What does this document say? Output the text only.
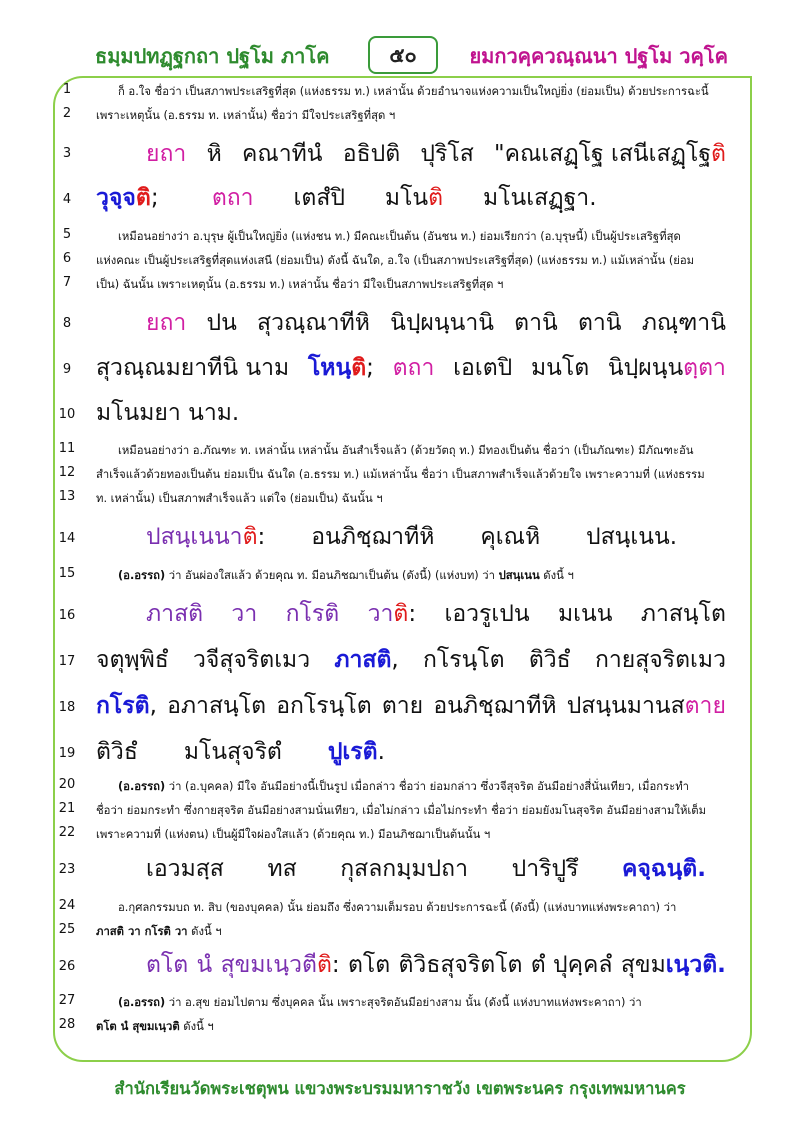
ธมฺมปทฏฺฐกถา ปฐโม ภาโค	๕๐	ยมกวคฺควณฺณนา ปฐโม วคฺโค
1	ก็ อ.ใจ ชื่อว่า เป็นสภาพประเสริฐที่สุด (แห่งธรรม ท.) เหล่านั้น ด้วยอำนาจแห่งความเป็นใหญ่ยิ่ง (ย่อมเป็น) ด้วยประการฉะนี้
2	เพราะเหตุนั้น (อ.ธรรม ท. เหล่านั้น) ชื่อว่า มีใจประเสริฐที่สุด ฯ
3	ยถา หิ คณาทีนํ อธิปติ ปุริโส "คณเสฏฺโฐ เสนีเสฏฺโฐติ
4 วุจฺจติ; ตถา เตสํปิ มโนติ มโนเสฏฺฐา.
5	เหมือนอย่างว่า อ.บุรุษ ผู้เป็นใหญ่ยิ่ง (แห่งชน ท.) มีคณะเป็นต้น (อันชน ท.) ย่อมเรียกว่า (อ.บุรุษนี้) เป็นผู้ประเสริฐที่สุด
6	แห่งคณะ เป็นผู้ประเสริฐที่สุดแห่งเสนี (ย่อมเป็น) ดังนี้ ฉันใด, อ.ใจ (เป็นสภาพประเสริฐที่สุด) (แห่งธรรม ท.) แม้เหล่านั้น (ย่อม
7	เป็น) ฉันนั้น เพราะเหตุนั้น (อ.ธรรม ท.) เหล่านั้น ชื่อว่า มีใจเป็นสภาพประเสริฐที่สุด ฯ
8	ยถา ปน สุวณฺณาทีหิ นิปฺผนฺนานิ ตานิ ตานิ ภณฺฑานิ
9 สุวณฺณมยาทีนิ นาม โหนฺติ; ตถา เอเตปิ มนโต นิปฺผนฺนตฺตา
10 มโนมยา นาม.
11	เหมือนอย่างว่า อ.ภัณฑะ ท. เหล่านั้น เหล่านั้น อันสำเร็จแล้ว (ด้วยวัตถุ ท.) มีทองเป็นต้น ชื่อว่า (เป็นภัณฑะ) มีภัณฑะอัน
12 สำเร็จแล้วด้วยทองเป็นต้น ย่อมเป็น ฉันใด (อ.ธรรม ท.) แม้เหล่านั้น ชื่อว่า เป็นสภาพสำเร็จแล้วด้วยใจ เพราะความที่ (แห่งธรรม
13 ท. เหล่านั้น) เป็นสภาพสำเร็จแล้ว แต่ใจ (ย่อมเป็น) ฉันนั้น ฯ
14	ปสนฺเนนาติ: อนภิชฺฌาทีหิ คุเณหิ ปสนฺเนน.
15	(อ.อรรถ) ว่า อันผ่องใสแล้ว ด้วยคุณ ท. มีอนภิชฌาเป็นต้น (ดังนี้) (แห่งบท) ว่า ปสนฺเนน ดังนี้ ฯ
16	ภาสติ วา กโรติ วาติ: เอวรูเปน มเนน ภาสนฺโต
17 จตุพฺพิธํ วจีสุจริตเมว ภาสติ, กโรนฺโต ติวิธํ กายสุจริตเมว
18 กโรติ, อภาสนฺโต อกโรนฺโต ตาย อนภิชฺฌาทีหิ ปสนฺนมานสตาย
19 ติวิธํ มโนสุจริตํ ปูเรติ.
20	(อ.อรรถ) ว่า (อ.บุคคล) มีใจ อันมีอย่างนี้เป็นรูป เมื่อกล่าว ชื่อว่า ย่อมกล่าว ซึ่งวจีสุจริต อันมีอย่างสี่นั่นเทียว, เมื่อกระทำ
21 ชื่อว่า ย่อมกระทำ ซึ่งกายสุจริต อันมีอย่างสามนั่นเทียว, เมื่อไม่กล่าว เมื่อไม่กระทำ ชื่อว่า ย่อมยังมโนสุจริต อันมีอย่างสามให้เต็ม
22 เพราะความที่ (แห่งตน) เป็นผู้มีใจผ่องใสแล้ว (ด้วยคุณ ท.) มีอนภิชฌาเป็นต้นนั้น ฯ
23	เอวมสฺส ทส กุสลกมฺมปถา ปาริปูรึ คจฺฉนฺติ.
24	อ.กุศลกรรมบถ ท. สิบ (ของบุคคล) นั้น ย่อมถึง ซึ่งความเต็มรอบ ด้วยประการฉะนี้ (ดังนี้) (แห่งบาทแห่งพระคาถา) ว่า
25 ภาสติ วา กโรติ วา ดังนี้ ฯ
26	ตโต นํ สุขมเนฺวตีติ: ตโต ติวิธสุจริตโต ตํ ปุคฺคลํ สุขมเนฺวติ.
27	(อ.อรรถ) ว่า อ.สุข ย่อมไปตาม ซึ่งบุคคล นั้น เพราะสุจริตอันมีอย่างสาม นั้น (ดังนี้ แห่งบาทแห่งพระคาถา) ว่า
28 ตโต นํ สุขมเนฺวติ ดังนี้ ฯ
สำนักเรียนวัดพระเชตุพน แขวงพระบรมมหาราชวัง เขตพระนคร กรุงเทพมหานคร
──────────────────────────────
Each line above that holds the string "วยประการฉะน" should be copied and shown.

1	ก็ อ.ใจ ชื่อว่า เป็นสภาพประเสริฐที่สุด (แห่งธรรม ท.) เหล่านั้น ด้วยอำนาจแห่งความเป็นใหญ่ยิ่ง (ย่อมเป็น) ด้วยประการฉะนี้
24	อ.กุศลกรรมบถ ท. สิบ (ของบุคคล) นั้น ย่อมถึง ซึ่งความเต็มรอบ ด้วยประการฉะนี้ (ดังนี้) (แห่งบาทแห่งพระคาถา) ว่า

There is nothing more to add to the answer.